_EXERCISE_
Which lines in the records below contain the word "document"? Copy each of them.

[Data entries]
- - -
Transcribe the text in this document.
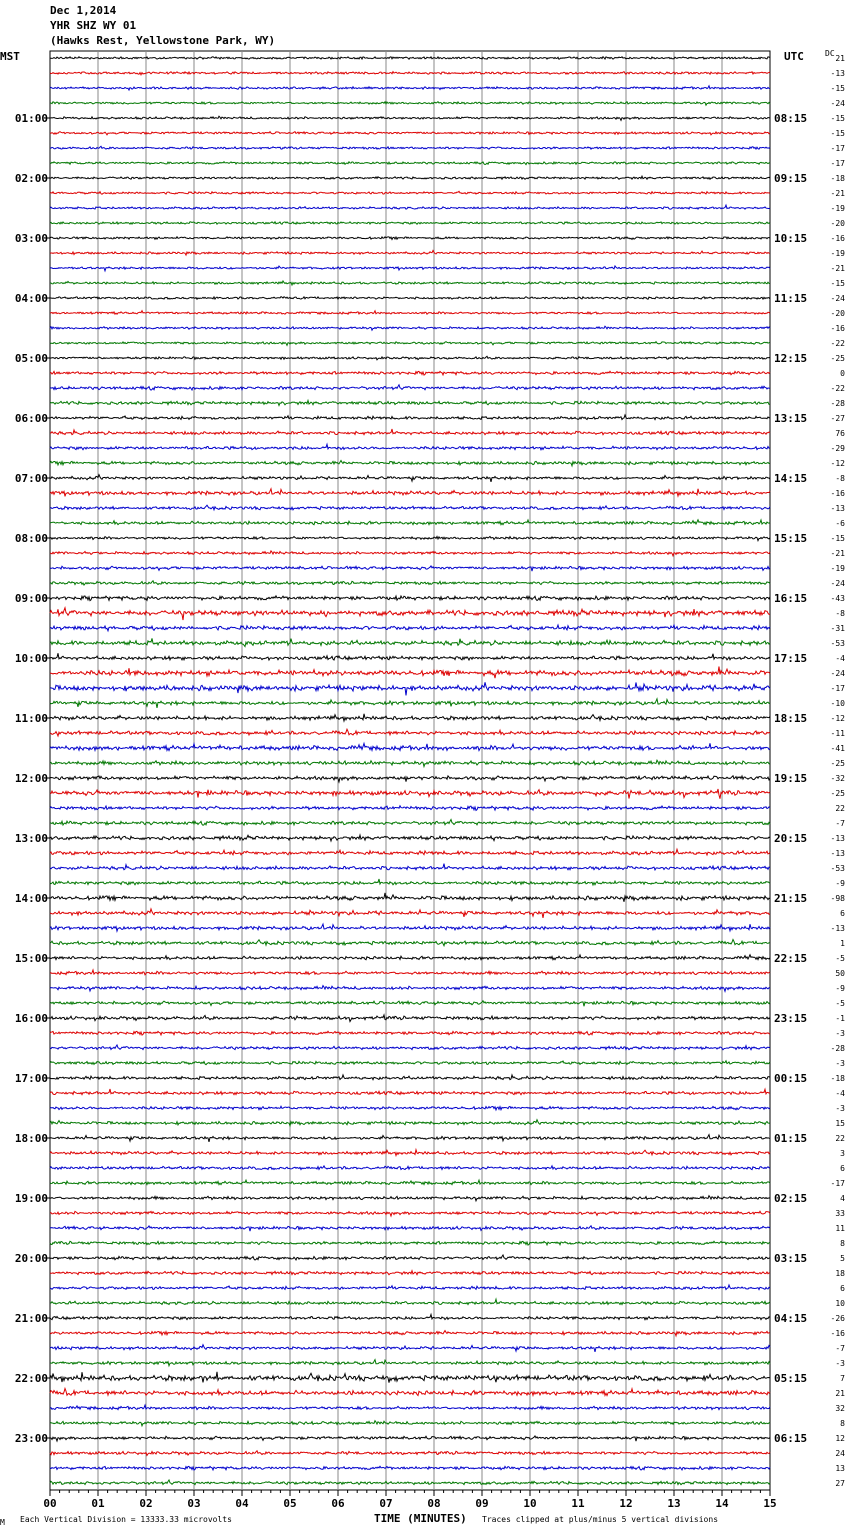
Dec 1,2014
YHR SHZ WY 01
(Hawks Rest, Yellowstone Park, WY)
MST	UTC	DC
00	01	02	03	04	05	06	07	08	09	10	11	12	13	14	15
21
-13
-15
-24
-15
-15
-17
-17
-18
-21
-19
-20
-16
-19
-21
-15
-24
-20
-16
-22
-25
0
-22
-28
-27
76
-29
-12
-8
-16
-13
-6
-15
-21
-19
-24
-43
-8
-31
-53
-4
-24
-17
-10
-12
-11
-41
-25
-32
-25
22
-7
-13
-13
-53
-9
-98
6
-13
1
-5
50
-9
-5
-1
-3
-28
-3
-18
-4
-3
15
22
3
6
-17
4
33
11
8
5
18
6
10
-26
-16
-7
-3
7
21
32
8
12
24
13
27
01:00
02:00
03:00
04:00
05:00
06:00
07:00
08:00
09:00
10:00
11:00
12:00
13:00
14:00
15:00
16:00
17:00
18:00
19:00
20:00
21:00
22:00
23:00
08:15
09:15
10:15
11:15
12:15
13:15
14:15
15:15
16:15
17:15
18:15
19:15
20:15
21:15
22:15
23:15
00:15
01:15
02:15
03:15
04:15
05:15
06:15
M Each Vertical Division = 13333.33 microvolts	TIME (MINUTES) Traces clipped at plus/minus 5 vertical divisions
- - -
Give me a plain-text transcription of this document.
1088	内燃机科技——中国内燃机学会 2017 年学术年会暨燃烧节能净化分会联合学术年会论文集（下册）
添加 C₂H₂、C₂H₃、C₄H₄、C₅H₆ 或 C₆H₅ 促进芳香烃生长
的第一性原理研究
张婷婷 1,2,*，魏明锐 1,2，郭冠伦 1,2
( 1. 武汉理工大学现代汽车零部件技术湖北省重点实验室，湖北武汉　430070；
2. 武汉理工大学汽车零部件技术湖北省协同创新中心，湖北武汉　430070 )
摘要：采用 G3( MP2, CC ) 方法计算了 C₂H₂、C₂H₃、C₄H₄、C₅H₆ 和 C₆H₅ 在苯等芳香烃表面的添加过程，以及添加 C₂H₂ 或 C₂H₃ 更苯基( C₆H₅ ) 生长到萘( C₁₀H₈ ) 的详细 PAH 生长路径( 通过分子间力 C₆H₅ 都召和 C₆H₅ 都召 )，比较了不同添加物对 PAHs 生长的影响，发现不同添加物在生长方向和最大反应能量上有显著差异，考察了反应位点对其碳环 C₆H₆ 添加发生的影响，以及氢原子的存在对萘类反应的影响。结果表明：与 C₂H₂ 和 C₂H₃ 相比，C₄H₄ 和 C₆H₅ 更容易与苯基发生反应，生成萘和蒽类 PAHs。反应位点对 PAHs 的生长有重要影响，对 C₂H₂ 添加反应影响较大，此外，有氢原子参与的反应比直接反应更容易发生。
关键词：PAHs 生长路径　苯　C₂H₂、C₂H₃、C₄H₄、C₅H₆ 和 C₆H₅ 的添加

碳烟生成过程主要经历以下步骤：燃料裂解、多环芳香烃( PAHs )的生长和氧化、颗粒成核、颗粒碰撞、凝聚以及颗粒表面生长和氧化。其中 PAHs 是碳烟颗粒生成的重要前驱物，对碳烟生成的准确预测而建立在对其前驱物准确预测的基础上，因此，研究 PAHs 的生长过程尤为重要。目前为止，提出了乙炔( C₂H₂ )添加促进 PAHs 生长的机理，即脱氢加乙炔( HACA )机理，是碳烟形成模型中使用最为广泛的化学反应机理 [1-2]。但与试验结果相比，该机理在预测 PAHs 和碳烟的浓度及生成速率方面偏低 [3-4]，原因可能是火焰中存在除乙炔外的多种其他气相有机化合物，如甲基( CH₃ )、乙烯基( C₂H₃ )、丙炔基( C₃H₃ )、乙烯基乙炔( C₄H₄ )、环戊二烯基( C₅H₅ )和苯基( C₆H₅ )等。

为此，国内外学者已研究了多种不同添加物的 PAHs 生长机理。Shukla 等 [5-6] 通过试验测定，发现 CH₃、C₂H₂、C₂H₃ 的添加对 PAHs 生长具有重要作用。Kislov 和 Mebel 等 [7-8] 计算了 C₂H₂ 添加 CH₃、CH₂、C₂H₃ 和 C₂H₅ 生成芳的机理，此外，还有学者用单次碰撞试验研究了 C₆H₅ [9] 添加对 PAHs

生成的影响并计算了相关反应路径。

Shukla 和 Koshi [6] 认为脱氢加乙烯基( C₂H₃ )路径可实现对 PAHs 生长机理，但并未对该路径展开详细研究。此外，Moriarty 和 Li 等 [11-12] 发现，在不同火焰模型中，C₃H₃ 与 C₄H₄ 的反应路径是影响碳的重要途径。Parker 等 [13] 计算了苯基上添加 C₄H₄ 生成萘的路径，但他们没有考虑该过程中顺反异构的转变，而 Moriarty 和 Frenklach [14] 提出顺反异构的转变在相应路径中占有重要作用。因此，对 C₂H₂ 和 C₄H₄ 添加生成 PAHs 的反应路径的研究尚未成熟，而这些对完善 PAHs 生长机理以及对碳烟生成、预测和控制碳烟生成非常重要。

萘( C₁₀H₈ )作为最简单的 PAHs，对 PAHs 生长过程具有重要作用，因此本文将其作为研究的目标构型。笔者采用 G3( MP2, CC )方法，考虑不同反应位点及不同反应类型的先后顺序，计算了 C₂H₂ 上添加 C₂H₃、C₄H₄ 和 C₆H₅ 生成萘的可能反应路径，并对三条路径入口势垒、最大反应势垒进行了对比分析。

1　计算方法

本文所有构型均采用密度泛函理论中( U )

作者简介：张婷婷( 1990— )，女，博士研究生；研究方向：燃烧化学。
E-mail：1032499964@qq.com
- - -
_ANSWER TO THIS TASK_
Transcribe the text in this document.
Give me a plain-text transcription of this document.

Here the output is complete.